__Written problem__.
Pull out every line below holding the word "Left".

* begin *

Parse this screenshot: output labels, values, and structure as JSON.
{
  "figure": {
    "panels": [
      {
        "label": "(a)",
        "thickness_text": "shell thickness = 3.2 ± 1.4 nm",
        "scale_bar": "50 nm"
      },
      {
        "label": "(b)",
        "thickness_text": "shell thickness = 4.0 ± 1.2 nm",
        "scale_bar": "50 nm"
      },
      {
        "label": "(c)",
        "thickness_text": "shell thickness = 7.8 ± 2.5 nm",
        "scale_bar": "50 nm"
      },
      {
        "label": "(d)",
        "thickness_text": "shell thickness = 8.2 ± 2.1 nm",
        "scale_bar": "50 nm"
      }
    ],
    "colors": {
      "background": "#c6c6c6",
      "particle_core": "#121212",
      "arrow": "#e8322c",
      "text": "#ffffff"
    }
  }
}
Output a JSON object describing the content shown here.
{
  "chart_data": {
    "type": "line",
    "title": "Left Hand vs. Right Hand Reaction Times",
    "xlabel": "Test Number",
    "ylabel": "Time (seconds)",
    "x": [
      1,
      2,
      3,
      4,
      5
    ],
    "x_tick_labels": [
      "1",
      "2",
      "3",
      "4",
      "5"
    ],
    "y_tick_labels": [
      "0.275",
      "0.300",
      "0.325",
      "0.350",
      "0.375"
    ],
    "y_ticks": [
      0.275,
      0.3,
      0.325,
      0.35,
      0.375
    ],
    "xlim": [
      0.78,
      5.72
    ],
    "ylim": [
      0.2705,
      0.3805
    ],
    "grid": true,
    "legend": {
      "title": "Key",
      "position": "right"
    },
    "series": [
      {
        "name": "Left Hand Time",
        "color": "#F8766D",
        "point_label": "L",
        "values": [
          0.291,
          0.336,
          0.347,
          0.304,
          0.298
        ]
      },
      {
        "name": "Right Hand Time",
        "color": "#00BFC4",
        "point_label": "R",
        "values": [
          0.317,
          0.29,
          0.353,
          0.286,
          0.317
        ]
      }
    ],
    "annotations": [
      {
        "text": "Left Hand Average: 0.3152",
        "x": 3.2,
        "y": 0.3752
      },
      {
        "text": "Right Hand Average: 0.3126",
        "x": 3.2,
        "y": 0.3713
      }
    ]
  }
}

* end *

__Completed exercise__.
    "title": "Left Hand vs. Right Hand Reaction Times",
        "name": "Left Hand Time",
        "text": "Left Hand Average: 0.3152",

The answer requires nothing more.